Tarea breve 1 - Resume el texto proporcionado en dos oraciones.
Tarea breve 2 - Reproduce sin cambios el tramo del texto proporcionado que va desde "Pero no sólo" hasta "gratitud y amor.", ambos incluidos.

Texto proporcionado -
::::

"Y aquí sigues, donde la tierra se abre y la gente se junta"
«Juan Villoro»
Siete días de comprobar que si tiemblan las losas, el hierro y los rascacielos, también lo hacen la indiferencia, el miedo y los odios. Siete días de romper a llorar por quienes nunca hemos cruzado una mirada, porque aunque no lo sabíamos, en nuestros ojos siempre habrá lágrimas prestas al ver a alguien que sufre.
Pero no sólo lágrimas caben en estos cuerpos. También manos ensangrentadas que no paran de ayudar, también caben anhelos de vida para quien se encuentra sepultado y esperanza de reconstrucción. En este cuerpo hay miedos que se vencen cuando nos acompañamos, el orgullo de ser parte de esta nación; caben los días de reflexión que dejan el desastre, hay gratitud y amor.

::::

Extractos de datos -
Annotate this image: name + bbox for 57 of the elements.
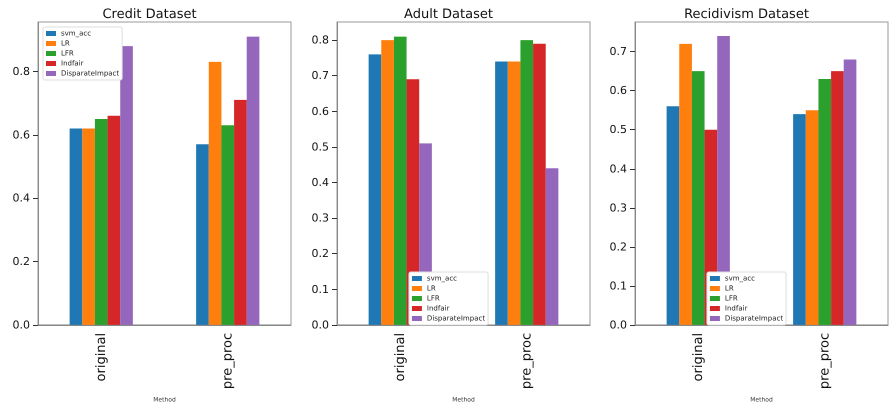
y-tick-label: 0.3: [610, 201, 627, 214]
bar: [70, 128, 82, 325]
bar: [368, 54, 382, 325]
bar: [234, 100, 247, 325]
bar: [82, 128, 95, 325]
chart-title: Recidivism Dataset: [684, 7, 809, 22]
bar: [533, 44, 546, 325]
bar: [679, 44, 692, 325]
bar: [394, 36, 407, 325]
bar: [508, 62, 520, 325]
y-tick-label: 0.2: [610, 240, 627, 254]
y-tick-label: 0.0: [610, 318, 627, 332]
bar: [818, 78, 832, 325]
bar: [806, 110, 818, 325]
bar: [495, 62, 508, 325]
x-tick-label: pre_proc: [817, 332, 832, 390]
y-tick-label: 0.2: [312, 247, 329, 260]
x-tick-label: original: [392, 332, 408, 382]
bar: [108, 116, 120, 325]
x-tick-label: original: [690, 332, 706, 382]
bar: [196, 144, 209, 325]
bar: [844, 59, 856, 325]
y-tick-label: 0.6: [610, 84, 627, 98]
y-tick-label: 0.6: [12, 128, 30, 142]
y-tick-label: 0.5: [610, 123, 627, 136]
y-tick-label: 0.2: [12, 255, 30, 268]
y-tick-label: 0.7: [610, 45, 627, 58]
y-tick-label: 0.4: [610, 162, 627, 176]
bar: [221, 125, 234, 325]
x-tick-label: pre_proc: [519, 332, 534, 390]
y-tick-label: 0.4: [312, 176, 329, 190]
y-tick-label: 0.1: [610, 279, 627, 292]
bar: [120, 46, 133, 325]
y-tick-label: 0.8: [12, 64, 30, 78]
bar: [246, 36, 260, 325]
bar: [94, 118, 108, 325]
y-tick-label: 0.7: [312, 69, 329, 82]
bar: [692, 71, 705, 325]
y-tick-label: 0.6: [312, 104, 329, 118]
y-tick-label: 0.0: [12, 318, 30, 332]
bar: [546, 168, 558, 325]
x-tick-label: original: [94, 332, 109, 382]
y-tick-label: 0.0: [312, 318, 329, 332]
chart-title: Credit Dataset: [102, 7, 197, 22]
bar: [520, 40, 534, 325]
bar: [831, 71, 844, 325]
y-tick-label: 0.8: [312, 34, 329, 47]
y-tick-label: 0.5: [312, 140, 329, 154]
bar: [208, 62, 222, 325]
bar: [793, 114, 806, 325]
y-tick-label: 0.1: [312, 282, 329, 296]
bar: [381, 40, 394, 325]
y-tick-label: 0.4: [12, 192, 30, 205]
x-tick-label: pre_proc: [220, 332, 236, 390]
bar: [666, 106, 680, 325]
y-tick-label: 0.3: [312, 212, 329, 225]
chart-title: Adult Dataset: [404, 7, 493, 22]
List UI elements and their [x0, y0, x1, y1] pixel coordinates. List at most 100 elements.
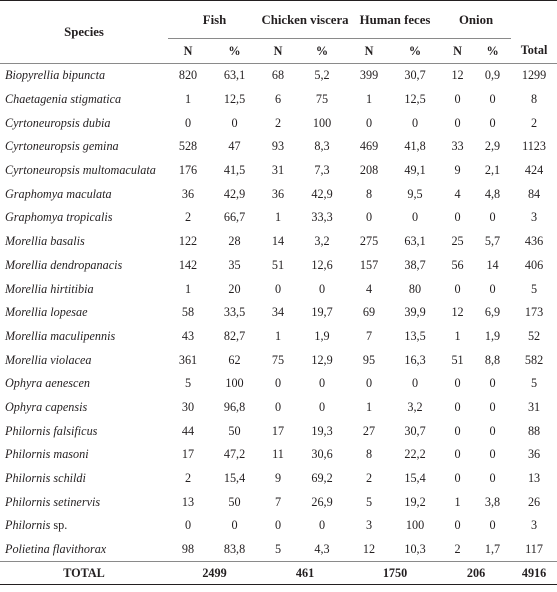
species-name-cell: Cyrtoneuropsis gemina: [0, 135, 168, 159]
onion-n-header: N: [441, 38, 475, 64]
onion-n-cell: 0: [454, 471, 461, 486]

::::

Respuesta 1 - Durante siete días se comprueba que, además de las losas, el hierro y los rascacielos, también tiemblan la indiferencia, el miedo y los odios, y se llora por desconocidos que sufren. Pero en estos cuerpos no solo caben lágrimas, sino también manos que no paran de ayudar, anhelos de vida para quien está sepultado, esperanza de reconstrucción, miedos que se vencen en compañía, orgullo de ser parte de la nación, gratitud y amor.

Respuesta 2 -
Pero no sólo lágrimas caben en estos cuerpos. También manos ensangrentadas que no paran de ayudar, también caben anhelos de vida para quien se encuentra sepultado y esperanza de reconstrucción. En este cuerpo hay miedos que se vencen cuando nos acompañamos, el orgullo de ser parte de esta nación; caben los días de reflexión que dejan el desastre, hay gratitud y amor.